## DATA PROVIDED
..........

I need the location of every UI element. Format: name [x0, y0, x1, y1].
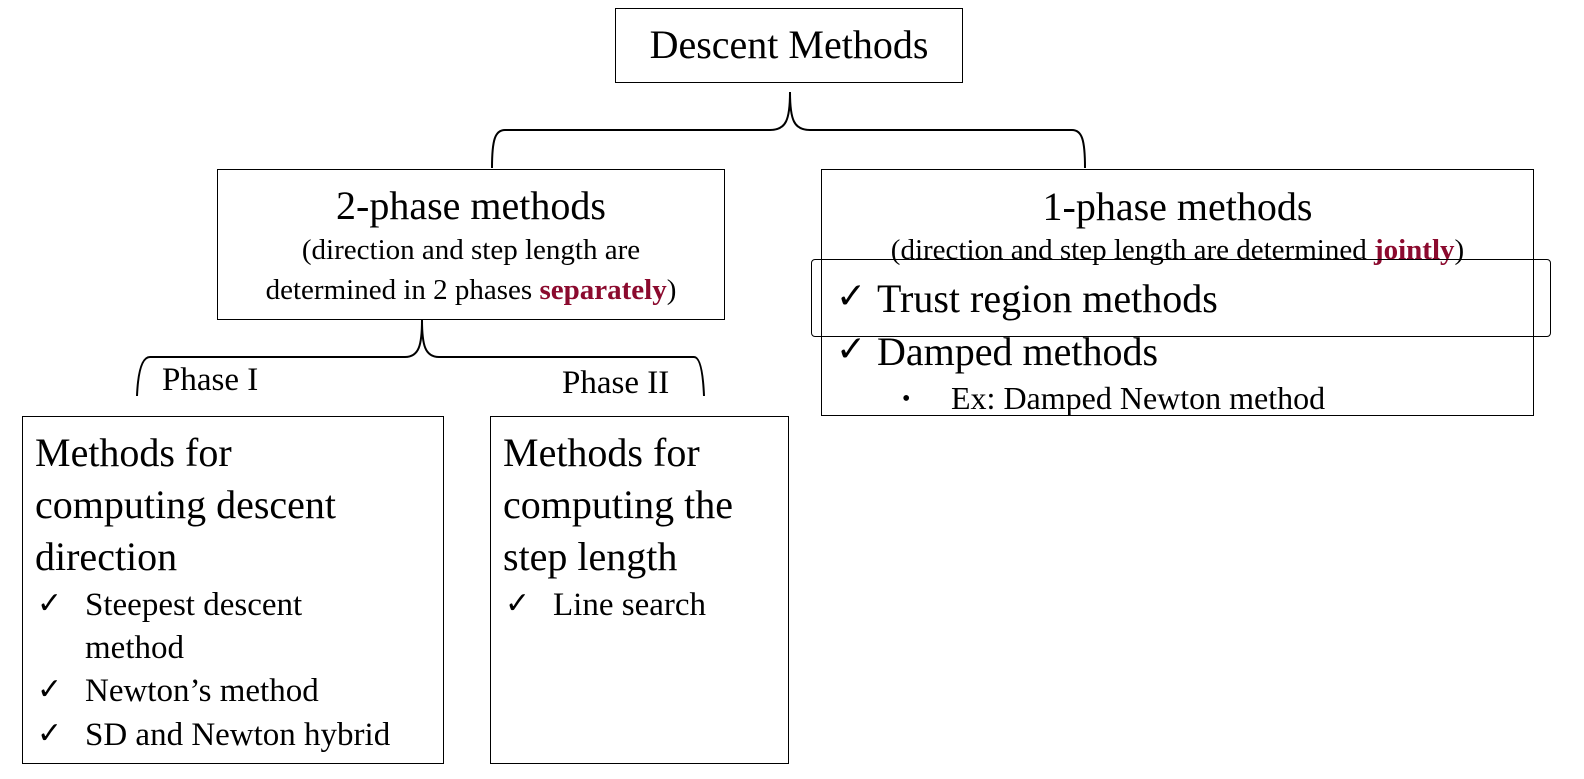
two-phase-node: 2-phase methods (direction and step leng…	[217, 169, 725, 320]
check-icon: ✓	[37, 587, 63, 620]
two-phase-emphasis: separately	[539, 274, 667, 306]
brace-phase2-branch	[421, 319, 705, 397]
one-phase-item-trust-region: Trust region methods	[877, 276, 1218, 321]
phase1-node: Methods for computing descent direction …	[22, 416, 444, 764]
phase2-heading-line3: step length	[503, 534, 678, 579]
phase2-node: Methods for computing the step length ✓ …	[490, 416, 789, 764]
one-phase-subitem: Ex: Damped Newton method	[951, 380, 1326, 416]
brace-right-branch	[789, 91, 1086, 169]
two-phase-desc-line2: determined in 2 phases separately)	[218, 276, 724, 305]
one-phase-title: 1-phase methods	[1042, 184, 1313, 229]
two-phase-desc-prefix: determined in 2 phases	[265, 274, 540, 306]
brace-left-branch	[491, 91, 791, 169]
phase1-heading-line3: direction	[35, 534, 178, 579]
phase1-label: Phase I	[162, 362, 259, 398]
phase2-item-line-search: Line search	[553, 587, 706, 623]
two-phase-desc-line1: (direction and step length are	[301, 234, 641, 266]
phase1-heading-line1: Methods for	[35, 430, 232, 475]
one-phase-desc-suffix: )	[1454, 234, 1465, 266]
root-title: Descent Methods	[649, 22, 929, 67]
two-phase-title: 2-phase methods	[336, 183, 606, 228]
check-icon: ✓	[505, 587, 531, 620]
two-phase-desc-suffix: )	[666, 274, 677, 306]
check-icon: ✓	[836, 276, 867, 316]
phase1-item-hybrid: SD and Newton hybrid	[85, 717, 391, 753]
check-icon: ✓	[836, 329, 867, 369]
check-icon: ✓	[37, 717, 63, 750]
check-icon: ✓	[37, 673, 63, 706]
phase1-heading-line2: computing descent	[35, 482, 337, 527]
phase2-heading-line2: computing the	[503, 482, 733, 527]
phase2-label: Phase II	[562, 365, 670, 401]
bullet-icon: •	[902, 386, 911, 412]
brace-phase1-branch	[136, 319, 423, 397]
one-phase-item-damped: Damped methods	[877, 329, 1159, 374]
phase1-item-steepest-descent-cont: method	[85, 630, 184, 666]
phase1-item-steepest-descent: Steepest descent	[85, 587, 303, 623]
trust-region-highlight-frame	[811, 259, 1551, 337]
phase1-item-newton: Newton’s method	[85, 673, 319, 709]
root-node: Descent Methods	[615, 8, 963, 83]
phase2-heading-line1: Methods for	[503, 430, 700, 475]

..........

Copy out the material above word for word, line by line, but leave out the picture.

## CORRECT RESPONSE
I need the location of every UI element. Format: name [x0, y0, x1, y1].
two-phase-node: 2-phase methods (direction and step leng…	[217, 169, 725, 320]
check-icon: ✓	[37, 587, 63, 620]
two-phase-emphasis: separately	[539, 274, 667, 306]
brace-phase2-branch	[421, 319, 705, 397]
one-phase-item-trust-region: Trust region methods	[877, 276, 1218, 321]
phase1-node: Methods for computing descent direction …	[22, 416, 444, 764]
phase2-heading-line3: step length	[503, 534, 678, 579]
phase2-node: Methods for computing the step length ✓ …	[490, 416, 789, 764]
one-phase-subitem: Ex: Damped Newton method	[951, 380, 1326, 416]
brace-right-branch	[789, 91, 1086, 169]
two-phase-desc-line2: determined in 2 phases separately)	[218, 276, 724, 305]
one-phase-title: 1-phase methods	[1042, 184, 1313, 229]
two-phase-desc-prefix: determined in 2 phases	[265, 274, 540, 306]
brace-left-branch	[491, 91, 791, 169]
phase1-heading-line3: direction	[35, 534, 178, 579]
phase1-label: Phase I	[162, 362, 259, 398]
phase2-item-line-search: Line search	[553, 587, 706, 623]
two-phase-desc-line1: (direction and step length are	[301, 234, 641, 266]
phase1-heading-line1: Methods for	[35, 430, 232, 475]
one-phase-desc-suffix: )	[1454, 234, 1465, 266]
root-title: Descent Methods	[649, 22, 929, 67]
two-phase-title: 2-phase methods	[336, 183, 606, 228]
check-icon: ✓	[505, 587, 531, 620]
two-phase-desc-suffix: )	[666, 274, 677, 306]
check-icon: ✓	[836, 276, 867, 316]
phase1-item-hybrid: SD and Newton hybrid	[85, 717, 391, 753]
check-icon: ✓	[836, 329, 867, 369]
check-icon: ✓	[37, 717, 63, 750]
check-icon: ✓	[37, 673, 63, 706]
phase1-heading-line2: computing descent	[35, 482, 337, 527]
phase2-heading-line2: computing the	[503, 482, 733, 527]
phase2-label: Phase II	[562, 365, 670, 401]
bullet-icon: •	[902, 386, 911, 412]
brace-phase1-branch	[136, 319, 423, 397]
one-phase-item-damped: Damped methods	[877, 329, 1159, 374]
phase1-item-steepest-descent-cont: method	[85, 630, 184, 666]
phase1-item-steepest-descent: Steepest descent	[85, 587, 303, 623]
trust-region-highlight-frame	[811, 259, 1551, 337]
phase1-item-newton: Newton’s method	[85, 673, 319, 709]
root-node: Descent Methods	[615, 8, 963, 83]
phase2-heading-line1: Methods for	[503, 430, 700, 475]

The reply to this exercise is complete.